→ **Short problem**: Word for word, quote all of the material, omitting the pictures.

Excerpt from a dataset
• • • •
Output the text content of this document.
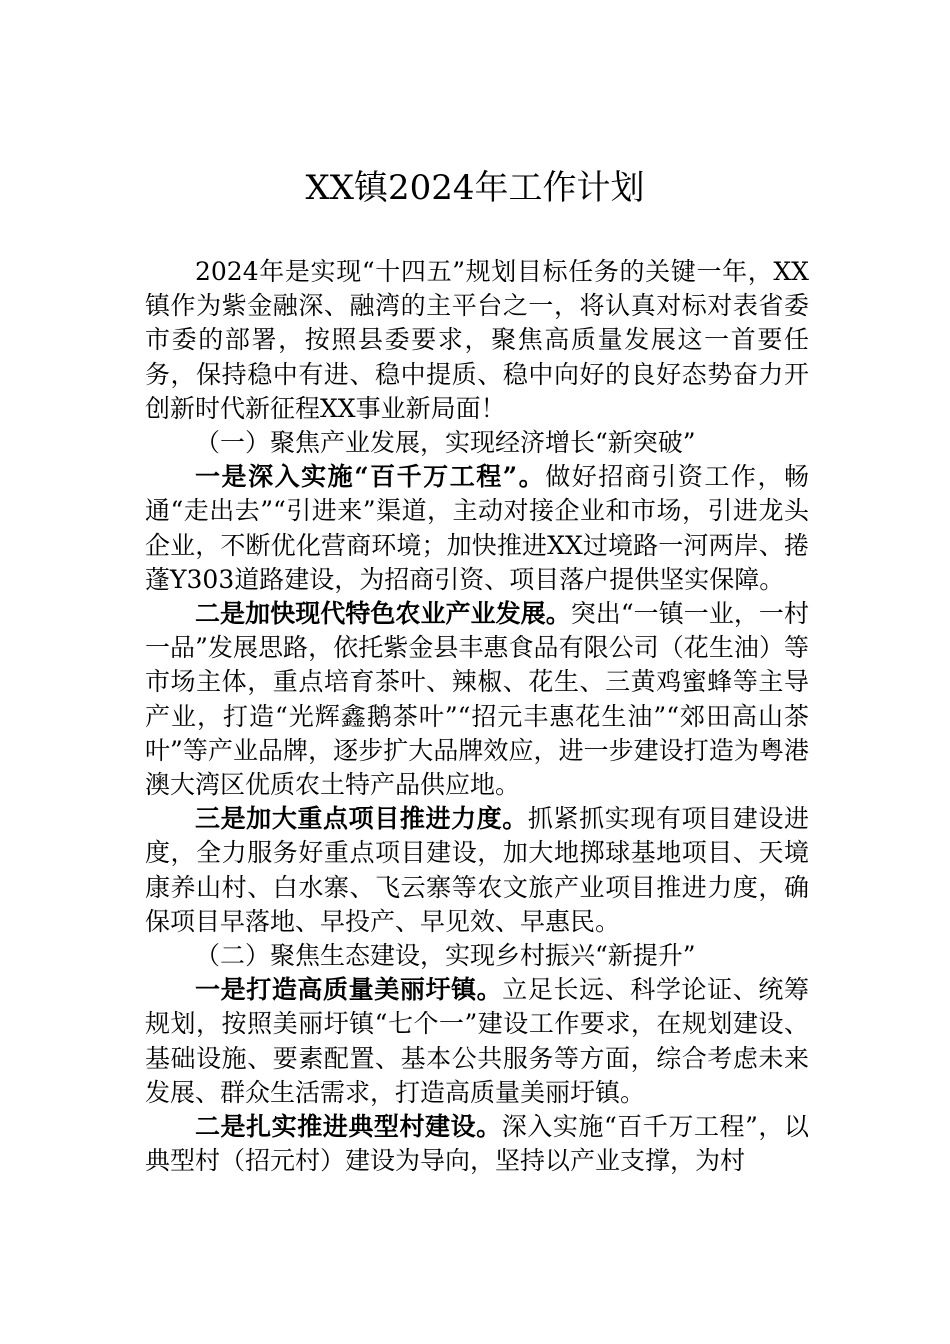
XX镇2024年工作计划

2024年是实现“十四五”规划目标任务的关键一年，XX镇作为紫金融深、融湾的主平台之一，将认真对标对表省委市委的部署，按照县委要求，聚焦高质量发展这一首要任务，保持稳中有进、稳中提质、稳中向好的良好态势奋力开创新时代新征程XX事业新局面！

（一）聚焦产业发展，实现经济增长“新突破”

一是深入实施“百千万工程”。做好招商引资工作，畅通“走出去”“引进来”渠道，主动对接企业和市场，引进龙头企业，不断优化营商环境；加快推进XX过境路一河两岸、捲蓬Y303道路建设，为招商引资、项目落户提供坚实保障。

二是加快现代特色农业产业发展。突出“一镇一业，一村一品”发展思路，依托紫金县丰惠食品有限公司（花生油）等市场主体，重点培育茶叶、辣椒、花生、三黄鸡蜜蜂等主导产业，打造“光辉鑫鹅茶叶”“招元丰惠花生油”“郊田高山茶叶”等产业品牌，逐步扩大品牌效应，进一步建设打造为粤港澳大湾区优质农土特产品供应地。

三是加大重点项目推进力度。抓紧抓实现有项目建设进度，全力服务好重点项目建设，加大地掷球基地项目、天境康养山村、白水寨、飞云寨等农文旅产业项目推进力度，确保项目早落地、早投产、早见效、早惠民。

（二）聚焦生态建设，实现乡村振兴“新提升”

一是打造高质量美丽圩镇。立足长远、科学论证、统筹规划，按照美丽圩镇“七个一”建设工作要求，在规划建设、基础设施、要素配置、基本公共服务等方面，综合考虑未来发展、群众生活需求，打造高质量美丽圩镇。

二是扎实推进典型村建设。深入实施“百千万工程”，以典型村（招元村）建设为导向，坚持以产业支撑，为村
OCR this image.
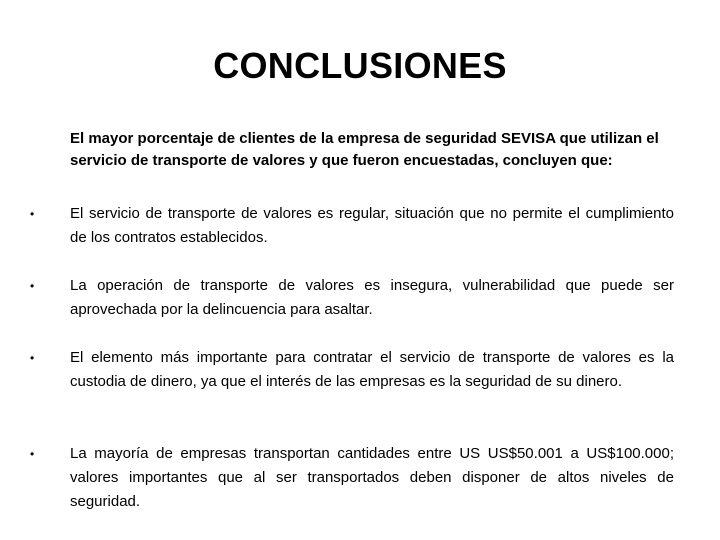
CONCLUSIONES
El mayor porcentaje de clientes de la empresa de seguridad SEVISA que utilizan el servicio de transporte de valores y que fueron encuestadas, concluyen que:
•	El servicio de transporte de valores es regular, situación que no permite el cumplimiento de los contratos establecidos.
•	La operación de transporte de valores es insegura, vulnerabilidad que puede ser aprovechada por la delincuencia para asaltar.
•	El elemento más importante para contratar el servicio de transporte de valores es la custodia de dinero, ya que el interés de las empresas es la seguridad de su dinero.
•	La mayoría de empresas transportan cantidades entre US US$50.001 a US$100.000; valores importantes que al ser transportados deben disponer de altos niveles de seguridad.
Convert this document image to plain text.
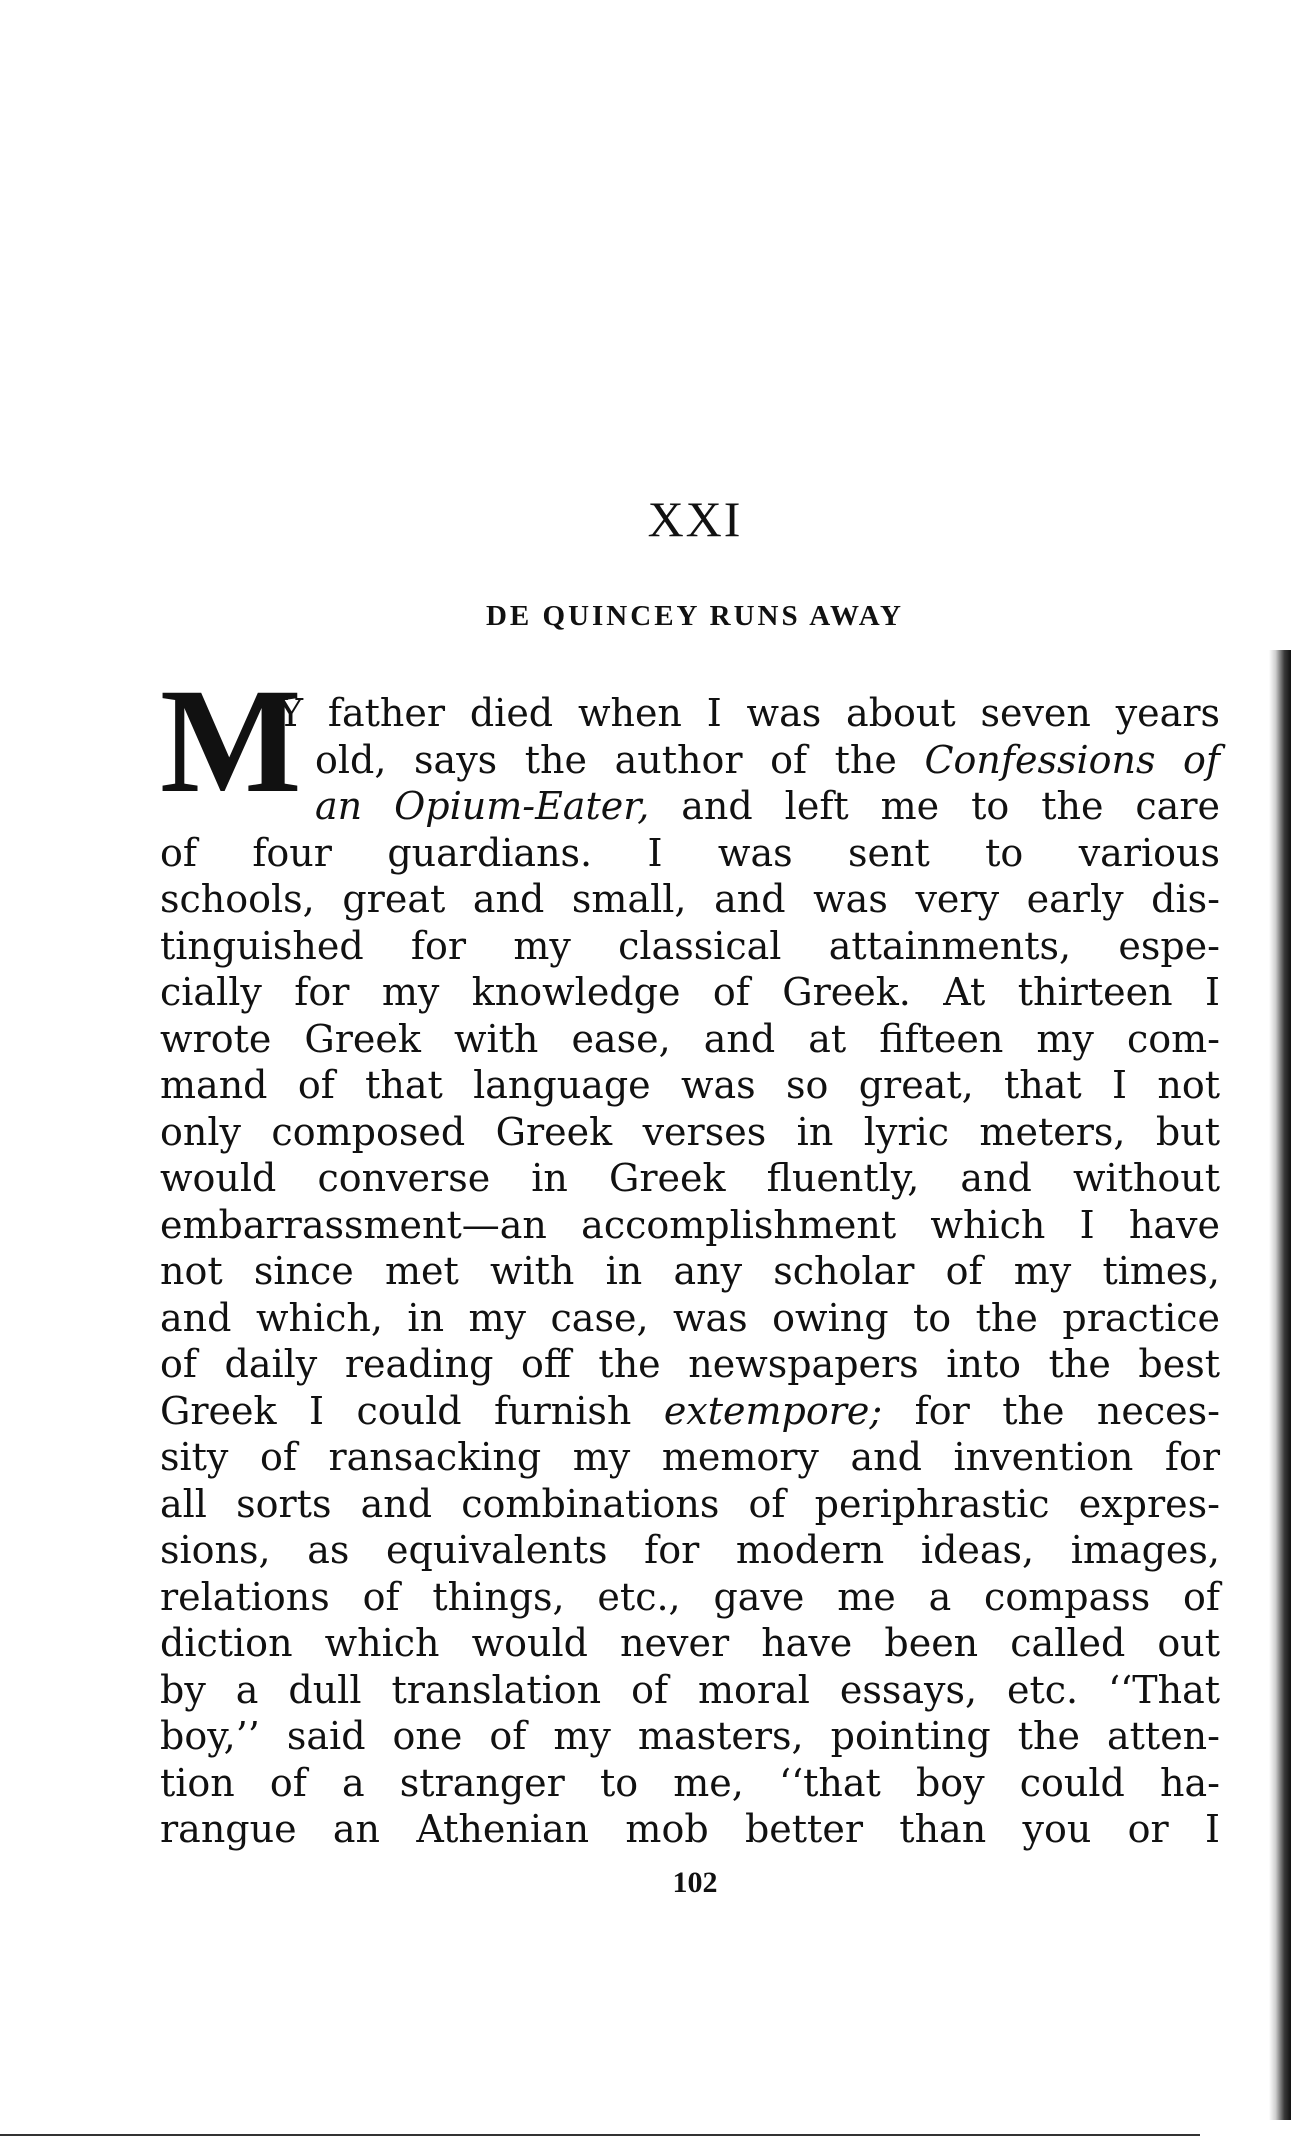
XXI
DE QUINCEY RUNS AWAY
M
Y father died when I was about seven years
old, says the author of the Confessions of
an Opium-Eater, and left me to the care
of four guardians. I was sent to various
schools, great and small, and was very early dis-
tinguished for my classical attainments, espe-
cially for my knowledge of Greek. At thirteen I
wrote Greek with ease, and at fifteen my com-
mand of that language was so great, that I not
only composed Greek verses in lyric meters, but
would converse in Greek fluently, and without
embarrassment—an accomplishment which I have
not since met with in any scholar of my times,
and which, in my case, was owing to the practice
of daily reading off the newspapers into the best
Greek I could furnish extempore; for the neces-
sity of ransacking my memory and invention for
all sorts and combinations of periphrastic expres-
sions, as equivalents for modern ideas, images,
relations of things, etc., gave me a compass of
diction which would never have been called out
by a dull translation of moral essays, etc. ‘‘That
boy,’’ said one of my masters, pointing the atten-
tion of a stranger to me, ‘‘that boy could ha-
rangue an Athenian mob better than you or I
102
• • • •
→ **The solution**:
Output the text content of this document.
XX镇2024年工作计划

2024年是实现“十四五”规划目标任务的关键一年，XX镇作为紫金融深、融湾的主平台之一，将认真对标对表省委市委的部署，按照县委要求，聚焦高质量发展这一首要任务，保持稳中有进、稳中提质、稳中向好的良好态势奋力开创新时代新征程XX事业新局面！

（一）聚焦产业发展，实现经济增长“新突破”

一是深入实施“百千万工程”。做好招商引资工作，畅通“走出去”“引进来”渠道，主动对接企业和市场，引进龙头企业，不断优化营商环境；加快推进XX过境路一河两岸、捲蓬Y303道路建设，为招商引资、项目落户提供坚实保障。

二是加快现代特色农业产业发展。突出“一镇一业，一村一品”发展思路，依托紫金县丰惠食品有限公司（花生油）等市场主体，重点培育茶叶、辣椒、花生、三黄鸡蜜蜂等主导产业，打造“光辉鑫鹅茶叶”“招元丰惠花生油”“郊田高山茶叶”等产业品牌，逐步扩大品牌效应，进一步建设打造为粤港澳大湾区优质农土特产品供应地。

三是加大重点项目推进力度。抓紧抓实现有项目建设进度，全力服务好重点项目建设，加大地掷球基地项目、天境康养山村、白水寨、飞云寨等农文旅产业项目推进力度，确保项目早落地、早投产、早见效、早惠民。

（二）聚焦生态建设，实现乡村振兴“新提升”

一是打造高质量美丽圩镇。立足长远、科学论证、统筹规划，按照美丽圩镇“七个一”建设工作要求，在规划建设、基础设施、要素配置、基本公共服务等方面，综合考虑未来发展、群众生活需求，打造高质量美丽圩镇。

二是扎实推进典型村建设。深入实施“百千万工程”，以典型村（招元村）建设为导向，坚持以产业支撑，为村
OCR this image.
CONCLUSIONES
El mayor porcentaje de clientes de la empresa de seguridad SEVISA que utilizan el servicio de transporte de valores y que fueron encuestadas, concluyen que:
•	El servicio de transporte de valores es regular, situación que no permite el cumplimiento de los contratos establecidos.
•	La operación de transporte de valores es insegura, vulnerabilidad que puede ser aprovechada por la delincuencia para asaltar.
•	El elemento más importante para contratar el servicio de transporte de valores es la custodia de dinero, ya que el interés de las empresas es la seguridad de su dinero.
•	La mayoría de empresas transportan cantidades entre US US$50.001 a US$100.000; valores importantes que al ser transportados deben disponer de altos niveles de seguridad.
Convert this document image to plain text.
XXI
DE QUINCEY RUNS AWAY
M
Y father died when I was about seven years
old, says the author of the Confessions of
an Opium-Eater, and left me to the care
of four guardians. I was sent to various
schools, great and small, and was very early dis-
tinguished for my classical attainments, espe-
cially for my knowledge of Greek. At thirteen I
wrote Greek with ease, and at fifteen my com-
mand of that language was so great, that I not
only composed Greek verses in lyric meters, but
would converse in Greek fluently, and without
embarrassment—an accomplishment which I have
not since met with in any scholar of my times,
and which, in my case, was owing to the practice
of daily reading off the newspapers into the best
Greek I could furnish extempore; for the neces-
sity of ransacking my memory and invention for
all sorts and combinations of periphrastic expres-
sions, as equivalents for modern ideas, images,
relations of things, etc., gave me a compass of
diction which would never have been called out
by a dull translation of moral essays, etc. ‘‘That
boy,’’ said one of my masters, pointing the atten-
tion of a stranger to me, ‘‘that boy could ha-
rangue an Athenian mob better than you or I
102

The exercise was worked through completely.